STATED GOAL:
Rewrite these lines with every "table-cell" changed to "grid-cell" and everything else kept the same. Leave the pictures out of your answer.

^^^^

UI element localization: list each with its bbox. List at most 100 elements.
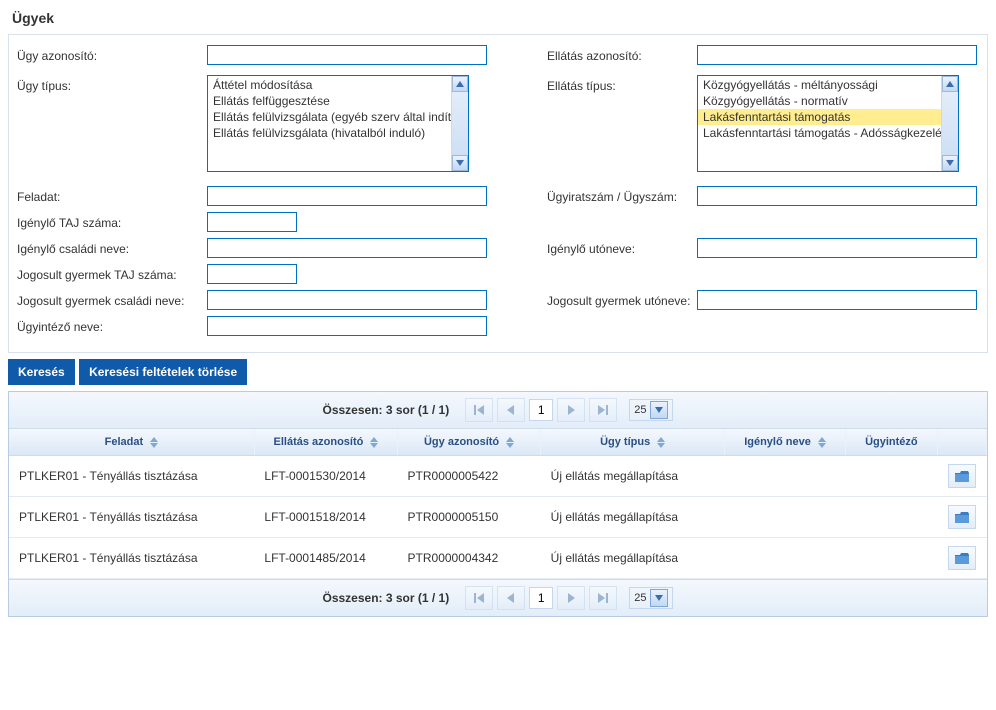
listbox-option[interactable]: Közgyógyellátás - méltányossági (698, 77, 941, 93)
table-cell: PTR0000005150 (398, 497, 541, 538)
table-action-cell (937, 497, 986, 538)
sort-icon (370, 437, 378, 448)
table-cell: PTR0000004342 (398, 538, 541, 579)
ellatas-azonosito-input[interactable] (697, 45, 977, 65)
th-action (937, 429, 986, 456)
table-cell: Új ellátás megállapítása (541, 538, 725, 579)
pager-prev-button[interactable] (497, 586, 525, 610)
scroll-up-icon[interactable] (942, 76, 958, 92)
th-feladat-label: Feladat (105, 436, 144, 448)
pager-summary: Összesen: 3 sor (1 / 1) (323, 591, 450, 605)
th-igenylo-neve[interactable]: Igénylő neve (725, 429, 846, 456)
chevron-down-icon (650, 401, 668, 419)
pager-last-button[interactable] (589, 586, 617, 610)
scroll-down-icon[interactable] (452, 155, 468, 171)
pager-top: Összesen: 3 sor (1 / 1) 25 (9, 392, 987, 429)
table-action-cell (937, 456, 986, 497)
listbox-option[interactable]: Ellátás felfüggesztése (208, 93, 451, 109)
jogosult-uto-input[interactable] (697, 290, 977, 310)
ugyiratszam-input[interactable] (697, 186, 977, 206)
table-cell (845, 538, 937, 579)
th-igenylo-label: Igénylő neve (744, 436, 811, 448)
pager-first-button[interactable] (465, 398, 493, 422)
ugy-azonosito-label: Ügy azonosító: (17, 45, 207, 65)
listbox-option[interactable]: Áttétel módosítása (208, 77, 451, 93)
table-action-cell (937, 538, 986, 579)
ugy-tipus-label: Ügy típus: (17, 75, 207, 172)
table-cell (845, 497, 937, 538)
ugyintezo-input[interactable] (207, 316, 487, 336)
pager-next-button[interactable] (557, 398, 585, 422)
listbox-option[interactable]: Ellátás felülvizsgálata (egyéb szerv ált… (208, 109, 451, 125)
sort-icon (657, 437, 665, 448)
scrollbar[interactable] (451, 76, 468, 171)
listbox-option[interactable]: Ellátás felülvizsgálata (hivatalból indu… (208, 125, 451, 141)
pager-prev-button[interactable] (497, 398, 525, 422)
th-ellatas-label: Ellátás azonosító (274, 436, 364, 448)
pager-page-input[interactable] (529, 399, 553, 421)
scroll-up-icon[interactable] (452, 76, 468, 92)
table-cell: PTLKER01 - Tényállás tisztázása (9, 497, 254, 538)
jogosult-taj-label: Jogosult gyermek TAJ száma: (17, 264, 207, 284)
table-cell: Új ellátás megállapítása (541, 456, 725, 497)
ugy-azonosito-input[interactable] (207, 45, 487, 65)
table-cell: PTR0000005422 (398, 456, 541, 497)
th-ellatas-azonosito[interactable]: Ellátás azonosító (254, 429, 397, 456)
ellatas-tipus-listbox[interactable]: Közgyógyellátás - méltányosságiKözgyógye… (697, 75, 959, 172)
th-ugyintezo[interactable]: Ügyintéző (845, 429, 937, 456)
pager-summary: Összesen: 3 sor (1 / 1) (323, 403, 450, 417)
th-ugyintezo-label: Ügyintéző (865, 436, 918, 448)
igenylo-uto-label: Igénylő utóneve: (547, 238, 697, 258)
folder-icon (955, 471, 969, 482)
table-cell (725, 456, 846, 497)
feladat-input[interactable] (207, 186, 487, 206)
igenylo-csaladi-label: Igénylő családi neve: (17, 238, 207, 258)
igenylo-csaladi-input[interactable] (207, 238, 487, 258)
th-ugy-tipus[interactable]: Ügy típus (541, 429, 725, 456)
sort-icon (818, 437, 826, 448)
igenylo-uto-input[interactable] (697, 238, 977, 258)
open-folder-button[interactable] (948, 464, 976, 488)
th-ugy-azonosito[interactable]: Ügy azonosító (398, 429, 541, 456)
igenylo-taj-input[interactable] (207, 212, 297, 232)
pager-first-button[interactable] (465, 586, 493, 610)
pager-next-button[interactable] (557, 586, 585, 610)
table-cell (845, 456, 937, 497)
pager-last-button[interactable] (589, 398, 617, 422)
feladat-label: Feladat: (17, 186, 207, 206)
page-size-value: 25 (634, 592, 646, 604)
ugy-tipus-listbox[interactable]: Áttétel módosításaEllátás felfüggesztése… (207, 75, 469, 172)
chevron-down-icon (650, 589, 668, 607)
pager-page-input[interactable] (529, 587, 553, 609)
table-row: PTLKER01 - Tényállás tisztázásaLFT-00015… (9, 497, 987, 538)
clear-filters-button[interactable]: Keresési feltételek törlése (79, 359, 247, 385)
igenylo-taj-label: Igénylő TAJ száma: (17, 212, 207, 232)
table-row: PTLKER01 - Tényállás tisztázásaLFT-00015… (9, 456, 987, 497)
scrollbar[interactable] (941, 76, 958, 171)
listbox-option[interactable]: Közgyógyellátás - normatív (698, 93, 941, 109)
jogosult-csaladi-input[interactable] (207, 290, 487, 310)
sort-icon (150, 437, 158, 448)
jogosult-uto-label: Jogosult gyermek utóneve: (547, 290, 697, 310)
page-size-select[interactable]: 25 (629, 587, 673, 609)
table-cell: LFT-0001530/2014 (254, 456, 397, 497)
listbox-option[interactable]: Lakásfenntartási támogatás (698, 109, 941, 125)
open-folder-button[interactable] (948, 546, 976, 570)
listbox-option[interactable]: Lakásfenntartási támogatás - Adósságkeze… (698, 125, 941, 141)
jogosult-taj-input[interactable] (207, 264, 297, 284)
results-table: Összesen: 3 sor (1 / 1) 25 Feladat (8, 391, 988, 617)
folder-icon (955, 553, 969, 564)
scroll-down-icon[interactable] (942, 155, 958, 171)
page-size-select[interactable]: 25 (629, 399, 673, 421)
sort-icon (506, 437, 514, 448)
jogosult-csaladi-label: Jogosult gyermek családi neve: (17, 290, 207, 310)
table-cell: PTLKER01 - Tényállás tisztázása (9, 538, 254, 579)
search-button[interactable]: Keresés (8, 359, 75, 385)
open-folder-button[interactable] (948, 505, 976, 529)
th-azon-label: Ügy azonosító (424, 436, 499, 448)
table-cell (725, 497, 846, 538)
table-cell: LFT-0001485/2014 (254, 538, 397, 579)
table-cell: LFT-0001518/2014 (254, 497, 397, 538)
th-feladat[interactable]: Feladat (9, 429, 254, 456)
table-cell: PTLKER01 - Tényállás tisztázása (9, 456, 254, 497)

^^^^

THE REPLY:
UI element localization: list each with its bbox. List at most 100 elements.
listbox-option[interactable]: Közgyógyellátás - méltányossági (698, 77, 941, 93)
grid-cell: PTR0000005150 (398, 497, 541, 538)
table-action-cell (937, 497, 986, 538)
sort-icon (370, 437, 378, 448)
grid-cell: PTR0000004342 (398, 538, 541, 579)
ellatas-azonosito-input[interactable] (697, 45, 977, 65)
th-action (937, 429, 986, 456)
grid-cell: Új ellátás megállapítása (541, 538, 725, 579)
pager-prev-button[interactable] (497, 586, 525, 610)
scroll-up-icon[interactable] (942, 76, 958, 92)
th-feladat-label: Feladat (105, 436, 144, 448)
pager-summary: Összesen: 3 sor (1 / 1) (323, 591, 450, 605)
th-igenylo-neve[interactable]: Igénylő neve (725, 429, 846, 456)
chevron-down-icon (650, 401, 668, 419)
pager-last-button[interactable] (589, 586, 617, 610)
scroll-down-icon[interactable] (452, 155, 468, 171)
pager-top: Összesen: 3 sor (1 / 1) 25 (9, 392, 987, 429)
table-action-cell (937, 456, 986, 497)
listbox-option[interactable]: Ellátás felfüggesztése (208, 93, 451, 109)
jogosult-uto-input[interactable] (697, 290, 977, 310)
ugyiratszam-input[interactable] (697, 186, 977, 206)
grid-cell (845, 538, 937, 579)
th-igenylo-label: Igénylő neve (744, 436, 811, 448)
pager-first-button[interactable] (465, 398, 493, 422)
ugy-azonosito-label: Ügy azonosító: (17, 45, 207, 65)
listbox-option[interactable]: Áttétel módosítása (208, 77, 451, 93)
table-action-cell (937, 538, 986, 579)
ugy-tipus-label: Ügy típus: (17, 75, 207, 172)
grid-cell (845, 497, 937, 538)
ugyintezo-input[interactable] (207, 316, 487, 336)
pager-next-button[interactable] (557, 398, 585, 422)
listbox-option[interactable]: Ellátás felülvizsgálata (egyéb szerv ált… (208, 109, 451, 125)
sort-icon (657, 437, 665, 448)
scrollbar[interactable] (451, 76, 468, 171)
listbox-option[interactable]: Ellátás felülvizsgálata (hivatalból indu… (208, 125, 451, 141)
pager-prev-button[interactable] (497, 398, 525, 422)
th-ellatas-label: Ellátás azonosító (274, 436, 364, 448)
pager-page-input[interactable] (529, 399, 553, 421)
scroll-up-icon[interactable] (452, 76, 468, 92)
grid-cell: PTLKER01 - Tényállás tisztázása (9, 497, 254, 538)
jogosult-taj-label: Jogosult gyermek TAJ száma: (17, 264, 207, 284)
grid-cell: Új ellátás megállapítása (541, 456, 725, 497)
ugy-azonosito-input[interactable] (207, 45, 487, 65)
grid-cell: PTR0000005422 (398, 456, 541, 497)
th-ellatas-azonosito[interactable]: Ellátás azonosító (254, 429, 397, 456)
ellatas-tipus-listbox[interactable]: Közgyógyellátás - méltányosságiKözgyógye… (697, 75, 959, 172)
th-ugyintezo[interactable]: Ügyintéző (845, 429, 937, 456)
pager-summary: Összesen: 3 sor (1 / 1) (323, 403, 450, 417)
th-ugyintezo-label: Ügyintéző (865, 436, 918, 448)
igenylo-uto-label: Igénylő utóneve: (547, 238, 697, 258)
folder-icon (955, 471, 969, 482)
grid-cell (725, 456, 846, 497)
feladat-input[interactable] (207, 186, 487, 206)
igenylo-csaladi-label: Igénylő családi neve: (17, 238, 207, 258)
igenylo-csaladi-input[interactable] (207, 238, 487, 258)
th-ugy-tipus[interactable]: Ügy típus (541, 429, 725, 456)
sort-icon (818, 437, 826, 448)
igenylo-uto-input[interactable] (697, 238, 977, 258)
open-folder-button[interactable] (948, 464, 976, 488)
th-ugy-azonosito[interactable]: Ügy azonosító (398, 429, 541, 456)
igenylo-taj-input[interactable] (207, 212, 297, 232)
pager-first-button[interactable] (465, 586, 493, 610)
pager-next-button[interactable] (557, 586, 585, 610)
grid-cell (845, 456, 937, 497)
pager-last-button[interactable] (589, 398, 617, 422)
feladat-label: Feladat: (17, 186, 207, 206)
page-size-value: 25 (634, 592, 646, 604)
ugy-tipus-listbox[interactable]: Áttétel módosításaEllátás felfüggesztése… (207, 75, 469, 172)
chevron-down-icon (650, 589, 668, 607)
pager-page-input[interactable] (529, 587, 553, 609)
table-row: PTLKER01 - Tényállás tisztázásaLFT-00015… (9, 497, 987, 538)
clear-filters-button[interactable]: Keresési feltételek törlése (79, 359, 247, 385)
igenylo-taj-label: Igénylő TAJ száma: (17, 212, 207, 232)
table-row: PTLKER01 - Tényállás tisztázásaLFT-00015… (9, 456, 987, 497)
scrollbar[interactable] (941, 76, 958, 171)
listbox-option[interactable]: Közgyógyellátás - normatív (698, 93, 941, 109)
jogosult-csaladi-input[interactable] (207, 290, 487, 310)
sort-icon (150, 437, 158, 448)
jogosult-uto-label: Jogosult gyermek utóneve: (547, 290, 697, 310)
page-size-select[interactable]: 25 (629, 587, 673, 609)
grid-cell: LFT-0001530/2014 (254, 456, 397, 497)
listbox-option[interactable]: Lakásfenntartási támogatás (698, 109, 941, 125)
open-folder-button[interactable] (948, 546, 976, 570)
listbox-option[interactable]: Lakásfenntartási támogatás - Adósságkeze… (698, 125, 941, 141)
jogosult-taj-input[interactable] (207, 264, 297, 284)
results-table: Összesen: 3 sor (1 / 1) 25 Feladat (8, 391, 988, 617)
folder-icon (955, 553, 969, 564)
scroll-down-icon[interactable] (942, 155, 958, 171)
page-size-select[interactable]: 25 (629, 399, 673, 421)
sort-icon (506, 437, 514, 448)
jogosult-csaladi-label: Jogosult gyermek családi neve: (17, 290, 207, 310)
grid-cell: PTLKER01 - Tényállás tisztázása (9, 538, 254, 579)
search-button[interactable]: Keresés (8, 359, 75, 385)
open-folder-button[interactable] (948, 505, 976, 529)
th-azon-label: Ügy azonosító (424, 436, 499, 448)
grid-cell (725, 497, 846, 538)
grid-cell: LFT-0001485/2014 (254, 538, 397, 579)
grid-cell: LFT-0001518/2014 (254, 497, 397, 538)
th-feladat[interactable]: Feladat (9, 429, 254, 456)
grid-cell: PTLKER01 - Tényállás tisztázása (9, 456, 254, 497)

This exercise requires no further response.